▸ EXERCISE INSTRUCTIONS
Rewrite all of the data below, replacing every "axis-r1-tick-label" with "right-axis-tick-label" and keeping everything else unchanged. Leave out the pictures.
**** DATA FOR THIS TASK
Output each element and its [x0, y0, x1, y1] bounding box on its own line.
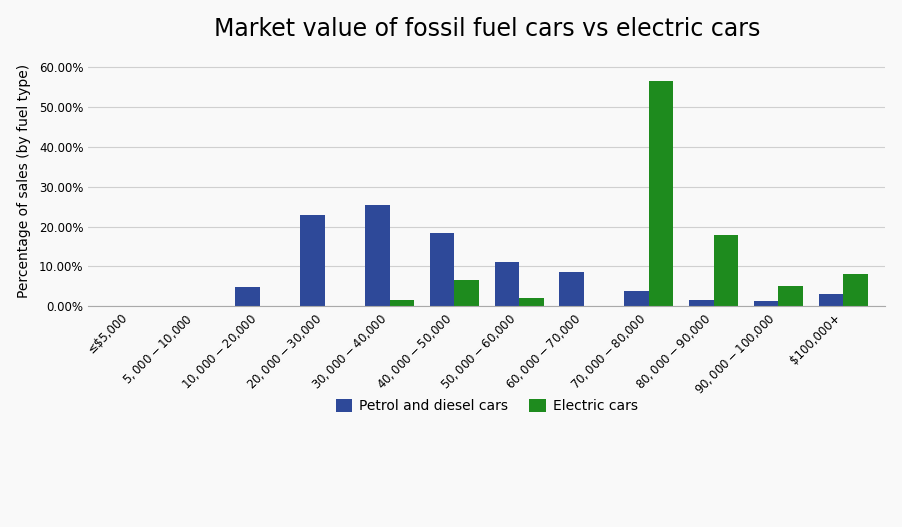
- Y-axis label: Percentage of sales (by fuel type): Percentage of sales (by fuel type): [16, 64, 31, 298]
- Bar: [713, 235, 738, 306]
- Bar: [235, 287, 260, 306]
- Bar: [365, 204, 390, 306]
- Bar: [430, 232, 455, 306]
- Bar: [300, 216, 325, 306]
- Bar: [559, 272, 584, 306]
- Bar: [520, 298, 544, 306]
- Bar: [649, 81, 674, 306]
- Bar: [819, 294, 843, 306]
- Bar: [455, 280, 479, 306]
- Bar: [689, 300, 713, 306]
- Bar: [754, 301, 778, 306]
- Bar: [390, 300, 414, 306]
- Legend: Petrol and diesel cars, Electric cars: Petrol and diesel cars, Electric cars: [330, 394, 643, 418]
- Bar: [778, 286, 803, 306]
- Bar: [624, 291, 649, 306]
- Bar: [843, 274, 868, 306]
- Title: Market value of fossil fuel cars vs electric cars: Market value of fossil fuel cars vs elec…: [214, 17, 760, 41]
- Bar: [494, 262, 520, 306]
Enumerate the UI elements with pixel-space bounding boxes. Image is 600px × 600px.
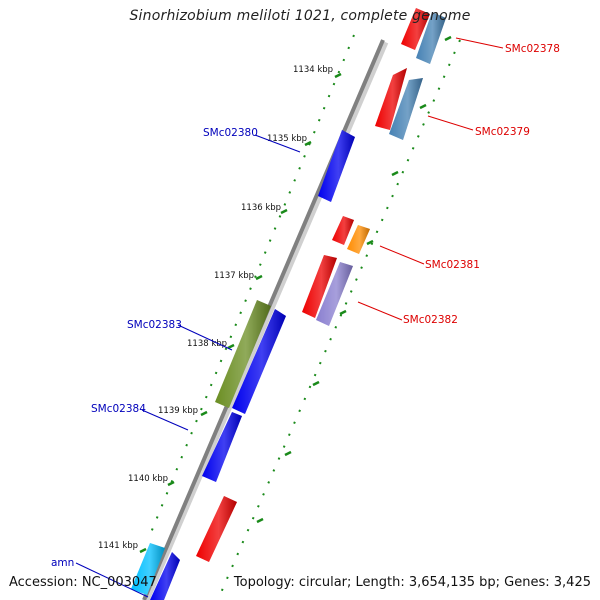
map-title: Sinorhizobium meliloti 1021, complete ge… bbox=[129, 8, 471, 24]
tick-label-1136: 1136 kbp bbox=[241, 203, 281, 213]
gene-label-smc02378[interactable]: SMc02378 bbox=[505, 43, 560, 55]
gene-smc02378-b[interactable] bbox=[416, 12, 446, 64]
label-leaders bbox=[75, 37, 504, 598]
gene-smc02378[interactable] bbox=[401, 8, 430, 50]
gene-smc02381[interactable] bbox=[347, 225, 370, 254]
gene-label-smc02381[interactable]: SMc02381 bbox=[425, 259, 480, 271]
gene-smc02379-red[interactable] bbox=[375, 68, 407, 130]
gene-label-smc02380[interactable]: SMc02380 bbox=[203, 127, 258, 139]
gene-smc02382-red[interactable] bbox=[302, 255, 337, 318]
gene-amn-blue[interactable] bbox=[150, 552, 180, 600]
gene-smc02383-blue[interactable] bbox=[232, 309, 286, 414]
gene-smc02380[interactable] bbox=[318, 130, 355, 202]
tick-label-1139: 1139 kbp bbox=[158, 406, 198, 416]
gene-smc02384[interactable] bbox=[202, 412, 242, 482]
gene-smc02381-red[interactable] bbox=[332, 216, 354, 245]
gene-amn[interactable] bbox=[131, 543, 165, 595]
topology-summary: Topology: circular; Length: 3,654,135 bp… bbox=[233, 575, 591, 590]
gene-label-smc02382[interactable]: SMc02382 bbox=[403, 314, 458, 326]
gene-label-amn[interactable]: amn bbox=[51, 557, 74, 569]
gene-smc02383[interactable] bbox=[215, 300, 271, 408]
tick-label-1140: 1140 kbp bbox=[128, 474, 168, 484]
gene-label-smc02383[interactable]: SMc02383 bbox=[127, 319, 182, 331]
tick-label-1138: 1138 kbp bbox=[187, 339, 227, 349]
gene-label-smc02379[interactable]: SMc02379 bbox=[475, 126, 530, 138]
gene-forward-red-lower[interactable] bbox=[196, 496, 237, 562]
tick-label-1134: 1134 kbp bbox=[293, 65, 333, 75]
tick-label-1135: 1135 kbp bbox=[267, 134, 307, 144]
major-ticks bbox=[139, 35, 452, 554]
gene-smc02382[interactable] bbox=[316, 262, 353, 326]
gene-label-smc02384[interactable]: SMc02384 bbox=[91, 403, 146, 415]
tick-label-1141: 1141 kbp bbox=[98, 541, 138, 551]
tick-label-1137: 1137 kbp bbox=[214, 271, 254, 281]
accession-text: Accession: NC_003047 bbox=[9, 575, 157, 590]
gene-smc02379[interactable] bbox=[389, 78, 423, 140]
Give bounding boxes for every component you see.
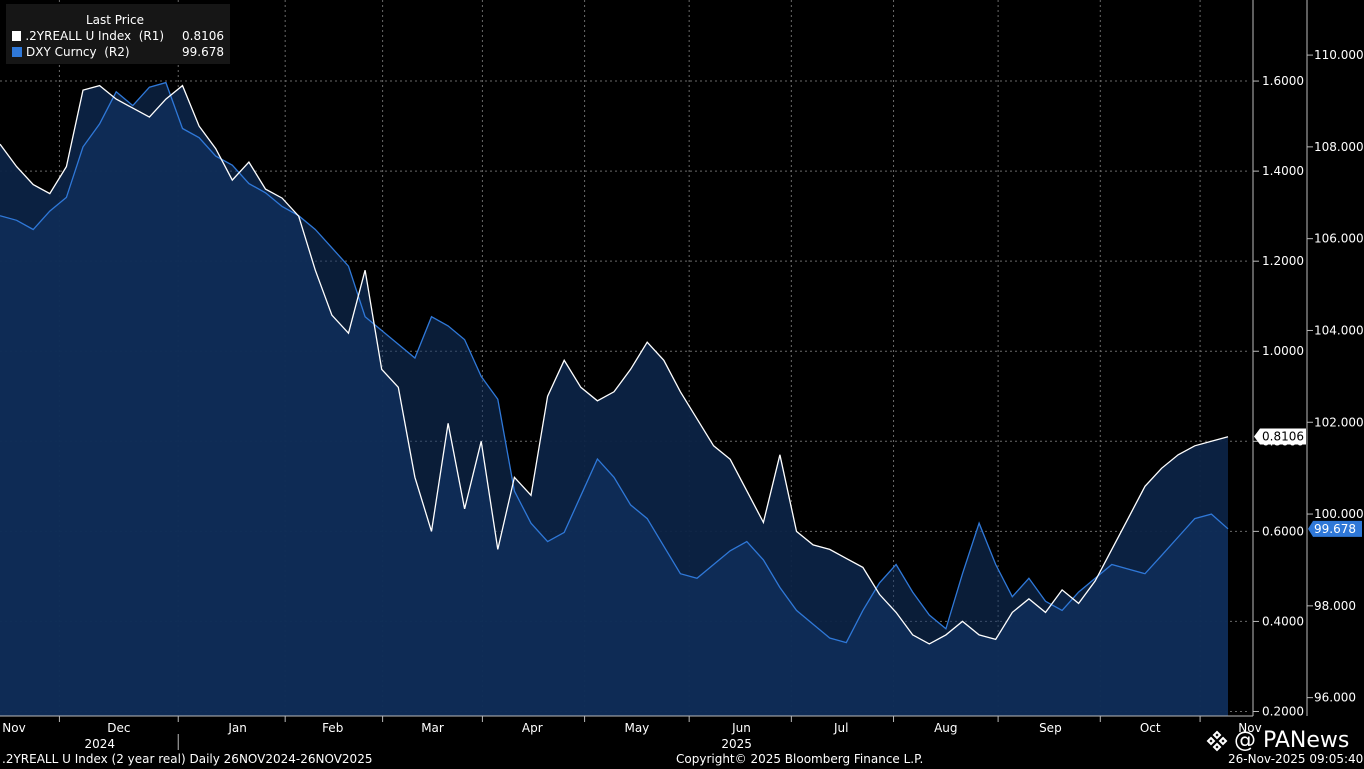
axis-r1-tick-label: 0.6000: [1262, 524, 1304, 538]
legend-row-dxy: DXY Curncy (R2) 99.678: [6, 44, 230, 60]
axis-x-tick-label: Nov: [2, 721, 25, 735]
axis-r1-tick-label: 0.4000: [1262, 614, 1304, 628]
axis-x-tick-label: Sep: [1039, 721, 1062, 735]
axis-x-tick-label: Oct: [1140, 721, 1161, 735]
footer-copyright: Copyright© 2025 Bloomberg Finance L.P.: [676, 752, 924, 766]
axis-x-tick-label: Aug: [934, 721, 957, 735]
legend-name-real-yield: .2YREALL U Index (R1): [25, 29, 165, 43]
axis-r2-tick-label: 100.000: [1314, 507, 1364, 521]
axis-x-tick-label: Mar: [421, 721, 444, 735]
legend-row-real-yield: .2YREALL U Index (R1) 0.8106: [6, 28, 230, 44]
axis-r1-tick-label: 0.2000: [1262, 704, 1304, 718]
real-yield-last-value: 0.8106: [1262, 430, 1304, 444]
dxy-last-value: 99.678: [1314, 522, 1356, 536]
axis-x-tick-label: Jul: [833, 721, 848, 735]
axis-x-tick-label: Apr: [522, 721, 543, 735]
axis-r2-tick-label: 104.000: [1314, 323, 1364, 337]
legend-value-dxy: 99.678: [182, 45, 224, 59]
axis-x-tick-label: Feb: [322, 721, 343, 735]
real-yield-line: [0, 84, 1229, 645]
axis-x-tick-label: Nov: [1238, 721, 1261, 735]
axis-r2-tick-label: 98.000: [1314, 599, 1356, 613]
legend-title: Last Price: [85, 13, 145, 27]
axes: 0.20000.40000.60000.80001.00001.20001.40…: [0, 0, 1364, 751]
axis-r1-tick-label: 1.0000: [1262, 344, 1304, 358]
axis-r2-tick-label: 96.000: [1314, 691, 1356, 705]
footer-description: .2YREALL U Index (2 year real) Daily 26N…: [2, 752, 373, 766]
axis-x-year-label: 2025: [721, 737, 752, 751]
dxy-last-tag: [1308, 520, 1362, 537]
axis-x-year-label: 2024: [85, 737, 116, 751]
legend-swatch-dxy: [12, 47, 22, 57]
footer-timestamp: 26-Nov-2025 09:05:40: [1228, 752, 1364, 766]
axis-x-tick-label: May: [624, 721, 649, 735]
watermark: @ PANews: [1206, 728, 1349, 753]
axis-r2-tick-label: 102.000: [1314, 415, 1364, 429]
legend-swatch-real-yield: [12, 31, 22, 41]
axis-r2-tick-label: 110.000: [1314, 48, 1364, 62]
axis-x-tick-label: Dec: [107, 721, 130, 735]
axis-r1-tick-label: 1.6000: [1262, 74, 1304, 88]
legend: Last Price .2YREALL U Index (R1) 0.8106 …: [6, 4, 230, 64]
axis-r1-tick-label: 1.4000: [1262, 164, 1304, 178]
legend-name-dxy: DXY Curncy (R2): [26, 45, 130, 59]
series-lines: [0, 81, 1229, 645]
axis-r1-tick-label: 1.2000: [1262, 254, 1304, 268]
legend-value-real-yield: 0.8106: [182, 29, 224, 43]
real-yield-last-tag: [1254, 428, 1306, 445]
binance-diamond-icon: [1206, 730, 1228, 751]
dxy-area: [0, 82, 1228, 717]
axis-r2-tick-label: 106.000: [1314, 232, 1364, 246]
watermark-text: @ PANews: [1234, 728, 1350, 753]
axis-x-tick-label: Jan: [227, 721, 247, 735]
series-area: [0, 82, 1228, 717]
axis-x-tick-label: Jun: [731, 721, 751, 735]
dxy-line: [0, 81, 1229, 644]
axis-r2-tick-label: 108.000: [1314, 140, 1364, 154]
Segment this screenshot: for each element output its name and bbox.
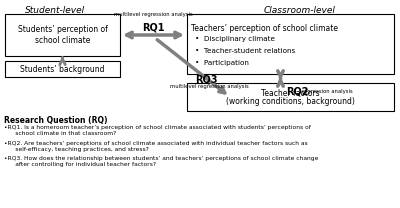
********
▸ THE RESULT
Output each element and its [x0, y0, x1, y1] bounding box on its own line.
- Y-axis label: Percentage of sales (by fuel type): Percentage of sales (by fuel type): [16, 64, 31, 298]
- Bar: [713, 235, 738, 306]
- Bar: [235, 287, 260, 306]
- Bar: [365, 204, 390, 306]
- Bar: [430, 232, 455, 306]
- Bar: [300, 216, 325, 306]
- Bar: [559, 272, 584, 306]
- Bar: [520, 298, 544, 306]
- Bar: [649, 81, 674, 306]
- Bar: [819, 294, 843, 306]
- Bar: [455, 280, 479, 306]
- Bar: [689, 300, 713, 306]
- Bar: [754, 301, 778, 306]
- Bar: [390, 300, 414, 306]
- Legend: Petrol and diesel cars, Electric cars: Petrol and diesel cars, Electric cars: [330, 394, 643, 418]
- Bar: [778, 286, 803, 306]
- Bar: [624, 291, 649, 306]
- Bar: [843, 274, 868, 306]
- Title: Market value of fossil fuel cars vs electric cars: Market value of fossil fuel cars vs elec…: [214, 17, 760, 41]
- Bar: [494, 262, 520, 306]
Enumerate the UI elements with pixel-space bounding boxes. Image is 600px × 600px.
map-title: Sinorhizobium meliloti 1021, complete ge… bbox=[129, 8, 471, 24]
tick-label-1136: 1136 kbp bbox=[241, 203, 281, 213]
gene-label-smc02378[interactable]: SMc02378 bbox=[505, 43, 560, 55]
gene-smc02378-b[interactable] bbox=[416, 12, 446, 64]
label-leaders bbox=[75, 37, 504, 598]
gene-smc02378[interactable] bbox=[401, 8, 430, 50]
gene-smc02381[interactable] bbox=[347, 225, 370, 254]
gene-label-smc02381[interactable]: SMc02381 bbox=[425, 259, 480, 271]
gene-smc02379-red[interactable] bbox=[375, 68, 407, 130]
gene-label-smc02380[interactable]: SMc02380 bbox=[203, 127, 258, 139]
gene-smc02382-red[interactable] bbox=[302, 255, 337, 318]
gene-amn-blue[interactable] bbox=[150, 552, 180, 600]
gene-smc02383-blue[interactable] bbox=[232, 309, 286, 414]
gene-smc02380[interactable] bbox=[318, 130, 355, 202]
tick-label-1139: 1139 kbp bbox=[158, 406, 198, 416]
gene-smc02384[interactable] bbox=[202, 412, 242, 482]
gene-smc02381-red[interactable] bbox=[332, 216, 354, 245]
gene-amn[interactable] bbox=[131, 543, 165, 595]
topology-summary: Topology: circular; Length: 3,654,135 bp… bbox=[233, 575, 591, 590]
gene-label-smc02382[interactable]: SMc02382 bbox=[403, 314, 458, 326]
gene-label-amn[interactable]: amn bbox=[51, 557, 74, 569]
gene-smc02383[interactable] bbox=[215, 300, 271, 408]
tick-label-1140: 1140 kbp bbox=[128, 474, 168, 484]
gene-label-smc02383[interactable]: SMc02383 bbox=[127, 319, 182, 331]
tick-label-1138: 1138 kbp bbox=[187, 339, 227, 349]
gene-label-smc02379[interactable]: SMc02379 bbox=[475, 126, 530, 138]
gene-forward-red-lower[interactable] bbox=[196, 496, 237, 562]
tick-label-1134: 1134 kbp bbox=[293, 65, 333, 75]
tick-label-1135: 1135 kbp bbox=[267, 134, 307, 144]
major-ticks bbox=[139, 35, 452, 554]
gene-smc02382[interactable] bbox=[316, 262, 353, 326]
gene-label-smc02384[interactable]: SMc02384 bbox=[91, 403, 146, 415]
tick-label-1141: 1141 kbp bbox=[98, 541, 138, 551]
tick-label-1137: 1137 kbp bbox=[214, 271, 254, 281]
accession-text: Accession: NC_003047 bbox=[9, 575, 157, 590]
gene-smc02379[interactable] bbox=[389, 78, 423, 140]
Give bounding boxes for every component you see.
right-axis-tick-label: 0.6000: [1262, 524, 1304, 538]
legend-row-dxy: DXY Curncy (R2) 99.678: [6, 44, 230, 60]
axis-x-tick-label: Nov: [2, 721, 25, 735]
right-axis-tick-label: 0.4000: [1262, 614, 1304, 628]
axis-x-tick-label: Sep: [1039, 721, 1062, 735]
axis-x-tick-label: Oct: [1140, 721, 1161, 735]
footer-copyright: Copyright© 2025 Bloomberg Finance L.P.: [676, 752, 924, 766]
axis-x-tick-label: Aug: [934, 721, 957, 735]
legend-name-real-yield: .2YREALL U Index (R1): [25, 29, 165, 43]
axis-r2-tick-label: 100.000: [1314, 507, 1364, 521]
axis-x-tick-label: Mar: [421, 721, 444, 735]
legend-row-real-yield: .2YREALL U Index (R1) 0.8106: [6, 28, 230, 44]
right-axis-tick-label: 0.2000: [1262, 704, 1304, 718]
real-yield-last-value: 0.8106: [1262, 430, 1304, 444]
dxy-last-value: 99.678: [1314, 522, 1356, 536]
axis-x-tick-label: Jul: [833, 721, 848, 735]
axis-x-tick-label: Apr: [522, 721, 543, 735]
axis-r2-tick-label: 104.000: [1314, 323, 1364, 337]
legend-value-dxy: 99.678: [182, 45, 224, 59]
axis-x-tick-label: Feb: [322, 721, 343, 735]
real-yield-line: [0, 84, 1229, 645]
axis-x-tick-label: Nov: [1238, 721, 1261, 735]
axis-r2-tick-label: 98.000: [1314, 599, 1356, 613]
legend-title: Last Price: [85, 13, 145, 27]
axes: 0.20000.40000.60000.80001.00001.20001.40…: [0, 0, 1364, 751]
right-axis-tick-label: 1.0000: [1262, 344, 1304, 358]
axis-r2-tick-label: 96.000: [1314, 691, 1356, 705]
footer-description: .2YREALL U Index (2 year real) Daily 26N…: [2, 752, 373, 766]
axis-x-year-label: 2025: [721, 737, 752, 751]
dxy-last-tag: [1308, 520, 1362, 537]
axis-x-year-label: 2024: [85, 737, 116, 751]
legend-swatch-dxy: [12, 47, 22, 57]
footer-timestamp: 26-Nov-2025 09:05:40: [1228, 752, 1364, 766]
axis-x-tick-label: May: [624, 721, 649, 735]
watermark: @ PANews: [1206, 728, 1349, 753]
axis-r2-tick-label: 102.000: [1314, 415, 1364, 429]
legend-swatch-real-yield: [12, 31, 22, 41]
axis-r2-tick-label: 110.000: [1314, 48, 1364, 62]
axis-x-tick-label: Dec: [107, 721, 130, 735]
right-axis-tick-label: 1.6000: [1262, 74, 1304, 88]
legend: Last Price .2YREALL U Index (R1) 0.8106 …: [6, 4, 230, 64]
right-axis-tick-label: 1.4000: [1262, 164, 1304, 178]
legend-name-dxy: DXY Curncy (R2): [26, 45, 130, 59]
series-lines: [0, 81, 1229, 645]
right-axis-tick-label: 1.2000: [1262, 254, 1304, 268]
legend-value-real-yield: 0.8106: [182, 29, 224, 43]
real-yield-last-tag: [1254, 428, 1306, 445]
binance-diamond-icon: [1206, 730, 1228, 751]
dxy-area: [0, 82, 1228, 717]
axis-r2-tick-label: 106.000: [1314, 232, 1364, 246]
watermark-text: @ PANews: [1234, 728, 1350, 753]
axis-x-tick-label: Jan: [227, 721, 247, 735]
series-area: [0, 82, 1228, 717]
axis-x-tick-label: Jun: [731, 721, 751, 735]
dxy-line: [0, 81, 1229, 644]
axis-r2-tick-label: 108.000: [1314, 140, 1364, 154]
Segment this screenshot: for each element output its name and bbox.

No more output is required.